**Directive**
Repeat each entry in full, exactly.

• • •

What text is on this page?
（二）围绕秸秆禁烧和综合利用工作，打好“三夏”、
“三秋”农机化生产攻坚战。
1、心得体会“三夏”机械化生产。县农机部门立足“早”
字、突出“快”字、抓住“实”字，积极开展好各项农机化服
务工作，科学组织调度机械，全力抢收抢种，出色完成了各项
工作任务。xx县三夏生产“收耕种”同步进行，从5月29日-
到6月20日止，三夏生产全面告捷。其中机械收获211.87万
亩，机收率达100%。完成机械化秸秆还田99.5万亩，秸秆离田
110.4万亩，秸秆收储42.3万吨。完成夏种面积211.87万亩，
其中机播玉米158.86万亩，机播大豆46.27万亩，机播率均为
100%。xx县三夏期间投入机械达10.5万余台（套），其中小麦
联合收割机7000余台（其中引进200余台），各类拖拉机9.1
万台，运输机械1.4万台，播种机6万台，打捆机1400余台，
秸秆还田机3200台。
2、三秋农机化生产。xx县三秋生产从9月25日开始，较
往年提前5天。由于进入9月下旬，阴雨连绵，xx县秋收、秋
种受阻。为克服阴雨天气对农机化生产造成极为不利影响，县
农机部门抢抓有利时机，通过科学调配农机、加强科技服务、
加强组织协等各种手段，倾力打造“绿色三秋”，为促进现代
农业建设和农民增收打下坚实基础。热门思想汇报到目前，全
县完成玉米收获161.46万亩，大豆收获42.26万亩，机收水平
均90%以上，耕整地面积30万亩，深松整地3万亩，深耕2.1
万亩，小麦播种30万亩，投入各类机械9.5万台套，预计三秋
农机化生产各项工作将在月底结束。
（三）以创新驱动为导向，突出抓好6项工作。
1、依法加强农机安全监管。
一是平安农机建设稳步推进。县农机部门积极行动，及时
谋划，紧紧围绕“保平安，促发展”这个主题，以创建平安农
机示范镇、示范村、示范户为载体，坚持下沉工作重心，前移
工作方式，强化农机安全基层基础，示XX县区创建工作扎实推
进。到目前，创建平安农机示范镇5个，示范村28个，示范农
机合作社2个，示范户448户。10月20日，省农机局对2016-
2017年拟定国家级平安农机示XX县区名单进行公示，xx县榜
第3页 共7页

• • •

**Written reply**
What text is on this page?
（二）围绕秸秆禁烧和综合利用工作，打好“三夏”、
“三秋”农机化生产攻坚战。
1、心得体会“三夏”机械化生产。县农机部门立足“早”
字、突出“快”字、抓住“实”字，积极开展好各项农机化服
务工作，科学组织调度机械，全力抢收抢种，出色完成了各项
工作任务。xx县三夏生产“收耕种”同步进行，从5月29日-
到6月20日止，三夏生产全面告捷。其中机械收获211.87万
亩，机收率达100%。完成机械化秸秆还田99.5万亩，秸秆离田
110.4万亩，秸秆收储42.3万吨。完成夏种面积211.87万亩，
其中机播玉米158.86万亩，机播大豆46.27万亩，机播率均为
100%。xx县三夏期间投入机械达10.5万余台（套），其中小麦
联合收割机7000余台（其中引进200余台），各类拖拉机9.1
万台，运输机械1.4万台，播种机6万台，打捆机1400余台，
秸秆还田机3200台。
2、三秋农机化生产。xx县三秋生产从9月25日开始，较
往年提前5天。由于进入9月下旬，阴雨连绵，xx县秋收、秋
种受阻。为克服阴雨天气对农机化生产造成极为不利影响，县
农机部门抢抓有利时机，通过科学调配农机、加强科技服务、
加强组织协等各种手段，倾力打造“绿色三秋”，为促进现代
农业建设和农民增收打下坚实基础。热门思想汇报到目前，全
县完成玉米收获161.46万亩，大豆收获42.26万亩，机收水平
均90%以上，耕整地面积30万亩，深松整地3万亩，深耕2.1
万亩，小麦播种30万亩，投入各类机械9.5万台套，预计三秋
农机化生产各项工作将在月底结束。
（三）以创新驱动为导向，突出抓好6项工作。
1、依法加强农机安全监管。
一是平安农机建设稳步推进。县农机部门积极行动，及时
谋划，紧紧围绕“保平安，促发展”这个主题，以创建平安农
机示范镇、示范村、示范户为载体，坚持下沉工作重心，前移
工作方式，强化农机安全基层基础，示XX县区创建工作扎实推
进。到目前，创建平安农机示范镇5个，示范村28个，示范农
机合作社2个，示范户448户。10月20日，省农机局对2016-
2017年拟定国家级平安农机示XX县区名单进行公示，xx县榜
第3页 共7页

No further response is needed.